-- EXERCISE REQUIREMENTS --
Return each line that holds the word "this".

#### EXERCISE INPUT ####

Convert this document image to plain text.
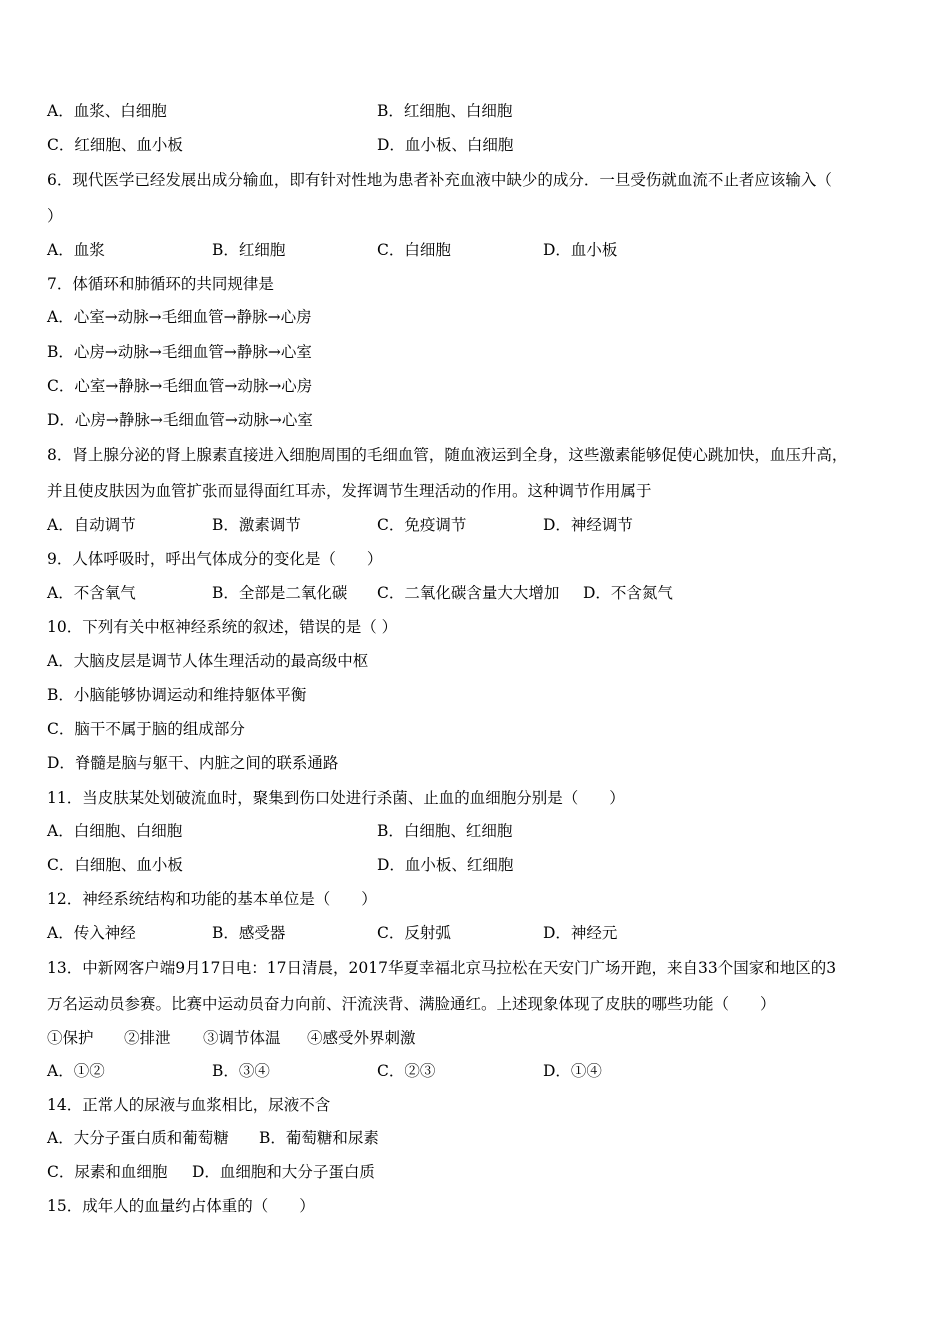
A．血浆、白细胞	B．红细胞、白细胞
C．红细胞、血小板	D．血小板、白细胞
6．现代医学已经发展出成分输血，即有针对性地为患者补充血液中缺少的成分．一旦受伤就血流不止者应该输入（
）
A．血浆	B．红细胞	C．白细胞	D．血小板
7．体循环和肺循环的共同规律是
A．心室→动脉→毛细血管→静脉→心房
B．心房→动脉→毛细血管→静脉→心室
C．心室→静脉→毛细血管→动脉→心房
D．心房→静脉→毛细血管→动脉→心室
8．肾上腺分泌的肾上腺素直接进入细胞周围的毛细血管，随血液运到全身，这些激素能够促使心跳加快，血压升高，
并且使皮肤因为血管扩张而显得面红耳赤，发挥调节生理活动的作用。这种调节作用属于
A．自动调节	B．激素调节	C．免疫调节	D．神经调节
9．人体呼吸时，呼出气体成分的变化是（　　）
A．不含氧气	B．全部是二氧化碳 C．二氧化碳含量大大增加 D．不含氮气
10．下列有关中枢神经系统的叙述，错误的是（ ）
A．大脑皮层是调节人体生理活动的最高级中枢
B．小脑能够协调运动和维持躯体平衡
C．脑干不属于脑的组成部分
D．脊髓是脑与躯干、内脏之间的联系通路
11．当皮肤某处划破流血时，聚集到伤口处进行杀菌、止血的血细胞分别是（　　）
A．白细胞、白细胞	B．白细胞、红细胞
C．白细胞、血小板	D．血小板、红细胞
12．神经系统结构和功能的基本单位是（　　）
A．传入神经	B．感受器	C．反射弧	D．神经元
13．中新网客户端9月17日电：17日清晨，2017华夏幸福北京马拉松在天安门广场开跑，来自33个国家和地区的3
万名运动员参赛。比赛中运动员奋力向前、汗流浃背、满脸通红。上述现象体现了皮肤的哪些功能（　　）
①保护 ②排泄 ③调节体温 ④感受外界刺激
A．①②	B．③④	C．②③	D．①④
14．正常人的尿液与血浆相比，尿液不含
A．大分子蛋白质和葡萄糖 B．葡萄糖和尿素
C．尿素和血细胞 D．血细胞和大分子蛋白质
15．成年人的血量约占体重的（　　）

####
#### EXERCISE INPUT ####

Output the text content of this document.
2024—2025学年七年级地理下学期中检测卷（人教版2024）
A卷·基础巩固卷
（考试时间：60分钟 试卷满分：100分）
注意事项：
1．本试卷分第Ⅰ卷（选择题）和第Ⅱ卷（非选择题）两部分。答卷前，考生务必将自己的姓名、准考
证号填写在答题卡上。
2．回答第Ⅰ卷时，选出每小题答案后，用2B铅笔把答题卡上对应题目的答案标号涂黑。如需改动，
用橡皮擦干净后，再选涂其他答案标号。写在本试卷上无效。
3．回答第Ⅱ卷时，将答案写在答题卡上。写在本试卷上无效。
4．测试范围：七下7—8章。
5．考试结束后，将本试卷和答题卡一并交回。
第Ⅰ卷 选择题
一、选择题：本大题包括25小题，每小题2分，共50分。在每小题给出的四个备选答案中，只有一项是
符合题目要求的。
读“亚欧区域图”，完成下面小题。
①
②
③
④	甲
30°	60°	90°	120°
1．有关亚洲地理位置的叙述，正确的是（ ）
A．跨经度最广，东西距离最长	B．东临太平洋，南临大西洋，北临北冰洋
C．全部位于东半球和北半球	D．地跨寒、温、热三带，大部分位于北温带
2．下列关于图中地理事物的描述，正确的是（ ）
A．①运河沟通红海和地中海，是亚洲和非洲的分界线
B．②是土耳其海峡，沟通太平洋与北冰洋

####

-- CORRECT OUTPUT --
Convert this document image to plain text.
Output the text content of this document.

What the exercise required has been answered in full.